§ SHORT TASK
Quote every line of the data below as it stands, omitting pictures.

§ RECORDED DATA
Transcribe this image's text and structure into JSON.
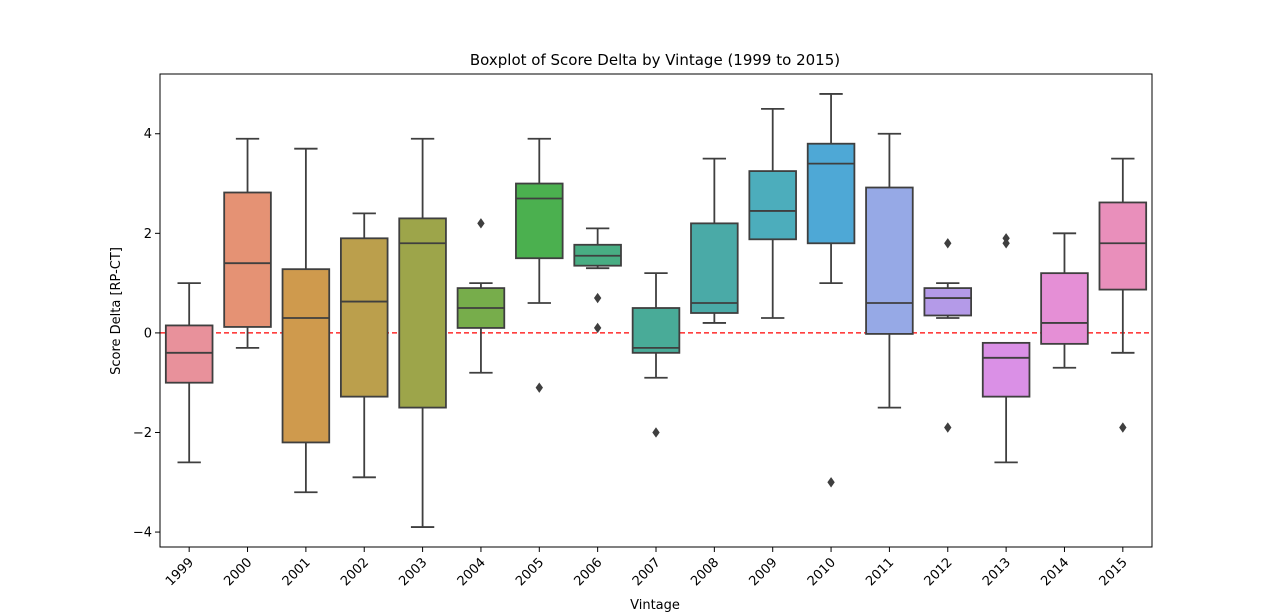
{
  "chart_data": {
    "type": "box",
    "title": "Boxplot of Score Delta by Vintage (1999 to 2015)",
    "xlabel": "Vintage",
    "ylabel": "Score Delta [RP-CT]",
    "ylim": [
      -4.3,
      5.2
    ],
    "yticks": [
      -4,
      -2,
      0,
      2,
      4
    ],
    "ytick_labels": [
      "−4",
      "−2",
      "0",
      "2",
      "4"
    ],
    "reference_line": {
      "y": 0,
      "color": "#ff0000",
      "style": "dashed"
    },
    "categories": [
      "1999",
      "2000",
      "2001",
      "2002",
      "2003",
      "2004",
      "2005",
      "2006",
      "2007",
      "2008",
      "2009",
      "2010",
      "2011",
      "2012",
      "2013",
      "2014",
      "2015"
    ],
    "boxes": [
      {
        "label": "1999",
        "color": "#e8919b",
        "whisker_low": -2.6,
        "q1": -1.0,
        "median": -0.4,
        "q3": 0.15,
        "whisker_high": 1.0,
        "outliers": []
      },
      {
        "label": "2000",
        "color": "#e59274",
        "whisker_low": -0.3,
        "q1": 0.12,
        "median": 1.4,
        "q3": 2.82,
        "whisker_high": 3.9,
        "outliers": []
      },
      {
        "label": "2001",
        "color": "#cf9a4d",
        "whisker_low": -3.2,
        "q1": -2.2,
        "median": 0.3,
        "q3": 1.28,
        "whisker_high": 3.7,
        "outliers": []
      },
      {
        "label": "2002",
        "color": "#bb9f4c",
        "whisker_low": -2.9,
        "q1": -1.28,
        "median": 0.63,
        "q3": 1.9,
        "whisker_high": 2.4,
        "outliers": []
      },
      {
        "label": "2003",
        "color": "#9da54a",
        "whisker_low": -3.9,
        "q1": -1.5,
        "median": 1.8,
        "q3": 2.3,
        "whisker_high": 3.9,
        "outliers": []
      },
      {
        "label": "2004",
        "color": "#77ad4b",
        "whisker_low": -0.8,
        "q1": 0.1,
        "median": 0.5,
        "q3": 0.9,
        "whisker_high": 1.0,
        "outliers": [
          2.2
        ]
      },
      {
        "label": "2005",
        "color": "#4bb04f",
        "whisker_low": 0.6,
        "q1": 1.5,
        "median": 2.7,
        "q3": 3.0,
        "whisker_high": 3.9,
        "outliers": [
          -1.1
        ]
      },
      {
        "label": "2006",
        "color": "#48ad83",
        "whisker_low": 1.3,
        "q1": 1.35,
        "median": 1.55,
        "q3": 1.77,
        "whisker_high": 2.1,
        "outliers": [
          0.7,
          0.1
        ]
      },
      {
        "label": "2007",
        "color": "#49ab98",
        "whisker_low": -0.9,
        "q1": -0.4,
        "median": -0.3,
        "q3": 0.5,
        "whisker_high": 1.2,
        "outliers": [
          -2.0
        ]
      },
      {
        "label": "2008",
        "color": "#4aaaa7",
        "whisker_low": 0.2,
        "q1": 0.4,
        "median": 0.6,
        "q3": 2.2,
        "whisker_high": 3.5,
        "outliers": []
      },
      {
        "label": "2009",
        "color": "#4cadbc",
        "whisker_low": 0.3,
        "q1": 1.88,
        "median": 2.45,
        "q3": 3.25,
        "whisker_high": 4.5,
        "outliers": []
      },
      {
        "label": "2010",
        "color": "#4ea8d6",
        "whisker_low": 1.0,
        "q1": 1.8,
        "median": 3.4,
        "q3": 3.8,
        "whisker_high": 4.8,
        "outliers": [
          -3.0
        ]
      },
      {
        "label": "2011",
        "color": "#96a9e6",
        "whisker_low": -1.5,
        "q1": -0.02,
        "median": 0.6,
        "q3": 2.92,
        "whisker_high": 4.0,
        "outliers": []
      },
      {
        "label": "2012",
        "color": "#b49ae8",
        "whisker_low": 0.3,
        "q1": 0.35,
        "median": 0.7,
        "q3": 0.9,
        "whisker_high": 1.0,
        "outliers": [
          1.8,
          -1.9
        ]
      },
      {
        "label": "2013",
        "color": "#da90e6",
        "whisker_low": -2.6,
        "q1": -1.28,
        "median": -0.5,
        "q3": -0.2,
        "whisker_high": -0.2,
        "outliers": [
          1.9,
          1.8
        ]
      },
      {
        "label": "2014",
        "color": "#e58fd6",
        "whisker_low": -0.7,
        "q1": -0.22,
        "median": 0.2,
        "q3": 1.2,
        "whisker_high": 2.0,
        "outliers": []
      },
      {
        "label": "2015",
        "color": "#e98fbb",
        "whisker_low": -0.4,
        "q1": 0.87,
        "median": 1.8,
        "q3": 2.62,
        "whisker_high": 3.5,
        "outliers": [
          -1.9
        ]
      }
    ]
  }
}
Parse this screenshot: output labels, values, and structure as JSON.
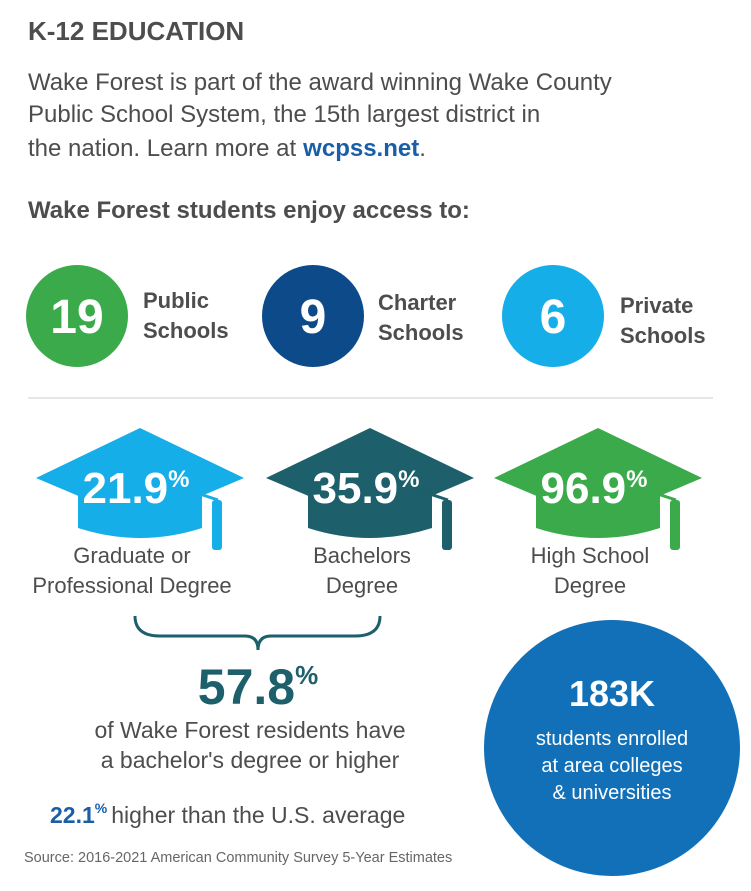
{
  "header": {
    "title": "K-12 EDUCATION",
    "intro_lines": [
      "Wake Forest is part of the award winning Wake County",
      "Public School System, the 15th largest district in",
      "the nation. Learn more at"
    ],
    "link": "wcpss.net",
    "link_end": "."
  },
  "access": {
    "heading": "Wake Forest students enjoy access to:",
    "schools": [
      {
        "count": "19",
        "label_lines": [
          "Public",
          "Schools"
        ]
      },
      {
        "count": "9",
        "label_lines": [
          "Charter",
          "Schools"
        ]
      },
      {
        "count": "6",
        "label_lines": [
          "Private",
          "Schools"
        ]
      }
    ]
  },
  "degrees": [
    {
      "value": "21.9",
      "unit": "%",
      "label_lines": [
        "Graduate or",
        "Professional Degree"
      ]
    },
    {
      "value": "35.9",
      "unit": "%",
      "label_lines": [
        "Bachelors",
        "Degree"
      ]
    },
    {
      "value": "96.9",
      "unit": "%",
      "label_lines": [
        "High School",
        "Degree"
      ]
    }
  ],
  "summary": {
    "value": "57.8",
    "unit": "%",
    "lines": [
      "of Wake Forest residents have",
      "a bachelor's degree or higher"
    ],
    "comparison": {
      "value": "22.1",
      "unit": "%",
      "text": "higher than the U.S. average"
    }
  },
  "enrollment": {
    "value": "183K",
    "lines": [
      "students enrolled",
      "at area colleges",
      "& universities"
    ]
  },
  "source": "Source: 2016-2021 American Community Survey 5-Year Estimates"
}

§ TASK RESULT
Transcribe this image's text and structure into JSON.
{
  "chart_data": {
    "type": "box",
    "title": "Boxplot of Score Delta by Vintage (1999 to 2015)",
    "xlabel": "Vintage",
    "ylabel": "Score Delta [RP-CT]",
    "ylim": [
      -4.3,
      5.2
    ],
    "yticks": [
      -4,
      -2,
      0,
      2,
      4
    ],
    "ytick_labels": [
      "−4",
      "−2",
      "0",
      "2",
      "4"
    ],
    "reference_line": {
      "y": 0,
      "color": "#ff0000",
      "style": "dashed"
    },
    "categories": [
      "1999",
      "2000",
      "2001",
      "2002",
      "2003",
      "2004",
      "2005",
      "2006",
      "2007",
      "2008",
      "2009",
      "2010",
      "2011",
      "2012",
      "2013",
      "2014",
      "2015"
    ],
    "boxes": [
      {
        "label": "1999",
        "color": "#e8919b",
        "whisker_low": -2.6,
        "q1": -1.0,
        "median": -0.4,
        "q3": 0.15,
        "whisker_high": 1.0,
        "outliers": []
      },
      {
        "label": "2000",
        "color": "#e59274",
        "whisker_low": -0.3,
        "q1": 0.12,
        "median": 1.4,
        "q3": 2.82,
        "whisker_high": 3.9,
        "outliers": []
      },
      {
        "label": "2001",
        "color": "#cf9a4d",
        "whisker_low": -3.2,
        "q1": -2.2,
        "median": 0.3,
        "q3": 1.28,
        "whisker_high": 3.7,
        "outliers": []
      },
      {
        "label": "2002",
        "color": "#bb9f4c",
        "whisker_low": -2.9,
        "q1": -1.28,
        "median": 0.63,
        "q3": 1.9,
        "whisker_high": 2.4,
        "outliers": []
      },
      {
        "label": "2003",
        "color": "#9da54a",
        "whisker_low": -3.9,
        "q1": -1.5,
        "median": 1.8,
        "q3": 2.3,
        "whisker_high": 3.9,
        "outliers": []
      },
      {
        "label": "2004",
        "color": "#77ad4b",
        "whisker_low": -0.8,
        "q1": 0.1,
        "median": 0.5,
        "q3": 0.9,
        "whisker_high": 1.0,
        "outliers": [
          2.2
        ]
      },
      {
        "label": "2005",
        "color": "#4bb04f",
        "whisker_low": 0.6,
        "q1": 1.5,
        "median": 2.7,
        "q3": 3.0,
        "whisker_high": 3.9,
        "outliers": [
          -1.1
        ]
      },
      {
        "label": "2006",
        "color": "#48ad83",
        "whisker_low": 1.3,
        "q1": 1.35,
        "median": 1.55,
        "q3": 1.77,
        "whisker_high": 2.1,
        "outliers": [
          0.7,
          0.1
        ]
      },
      {
        "label": "2007",
        "color": "#49ab98",
        "whisker_low": -0.9,
        "q1": -0.4,
        "median": -0.3,
        "q3": 0.5,
        "whisker_high": 1.2,
        "outliers": [
          -2.0
        ]
      },
      {
        "label": "2008",
        "color": "#4aaaa7",
        "whisker_low": 0.2,
        "q1": 0.4,
        "median": 0.6,
        "q3": 2.2,
        "whisker_high": 3.5,
        "outliers": []
      },
      {
        "label": "2009",
        "color": "#4cadbc",
        "whisker_low": 0.3,
        "q1": 1.88,
        "median": 2.45,
        "q3": 3.25,
        "whisker_high": 4.5,
        "outliers": []
      },
      {
        "label": "2010",
        "color": "#4ea8d6",
        "whisker_low": 1.0,
        "q1": 1.8,
        "median": 3.4,
        "q3": 3.8,
        "whisker_high": 4.8,
        "outliers": [
          -3.0
        ]
      },
      {
        "label": "2011",
        "color": "#96a9e6",
        "whisker_low": -1.5,
        "q1": -0.02,
        "median": 0.6,
        "q3": 2.92,
        "whisker_high": 4.0,
        "outliers": []
      },
      {
        "label": "2012",
        "color": "#b49ae8",
        "whisker_low": 0.3,
        "q1": 0.35,
        "median": 0.7,
        "q3": 0.9,
        "whisker_high": 1.0,
        "outliers": [
          1.8,
          -1.9
        ]
      },
      {
        "label": "2013",
        "color": "#da90e6",
        "whisker_low": -2.6,
        "q1": -1.28,
        "median": -0.5,
        "q3": -0.2,
        "whisker_high": -0.2,
        "outliers": [
          1.9,
          1.8
        ]
      },
      {
        "label": "2014",
        "color": "#e58fd6",
        "whisker_low": -0.7,
        "q1": -0.22,
        "median": 0.2,
        "q3": 1.2,
        "whisker_high": 2.0,
        "outliers": []
      },
      {
        "label": "2015",
        "color": "#e98fbb",
        "whisker_low": -0.4,
        "q1": 0.87,
        "median": 1.8,
        "q3": 2.62,
        "whisker_high": 3.5,
        "outliers": [
          -1.9
        ]
      }
    ]
  }
}
Parse this screenshot: output labels, values, and structure as JSON.
{
  "header": {
    "title": "K-12 EDUCATION",
    "intro_lines": [
      "Wake Forest is part of the award winning Wake County",
      "Public School System, the 15th largest district in",
      "the nation. Learn more at"
    ],
    "link": "wcpss.net",
    "link_end": "."
  },
  "access": {
    "heading": "Wake Forest students enjoy access to:",
    "schools": [
      {
        "count": "19",
        "label_lines": [
          "Public",
          "Schools"
        ]
      },
      {
        "count": "9",
        "label_lines": [
          "Charter",
          "Schools"
        ]
      },
      {
        "count": "6",
        "label_lines": [
          "Private",
          "Schools"
        ]
      }
    ]
  },
  "degrees": [
    {
      "value": "21.9",
      "unit": "%",
      "label_lines": [
        "Graduate or",
        "Professional Degree"
      ]
    },
    {
      "value": "35.9",
      "unit": "%",
      "label_lines": [
        "Bachelors",
        "Degree"
      ]
    },
    {
      "value": "96.9",
      "unit": "%",
      "label_lines": [
        "High School",
        "Degree"
      ]
    }
  ],
  "summary": {
    "value": "57.8",
    "unit": "%",
    "lines": [
      "of Wake Forest residents have",
      "a bachelor's degree or higher"
    ],
    "comparison": {
      "value": "22.1",
      "unit": "%",
      "text": "higher than the U.S. average"
    }
  },
  "enrollment": {
    "value": "183K",
    "lines": [
      "students enrolled",
      "at area colleges",
      "& universities"
    ]
  },
  "source": "Source: 2016-2021 American Community Survey 5-Year Estimates"
}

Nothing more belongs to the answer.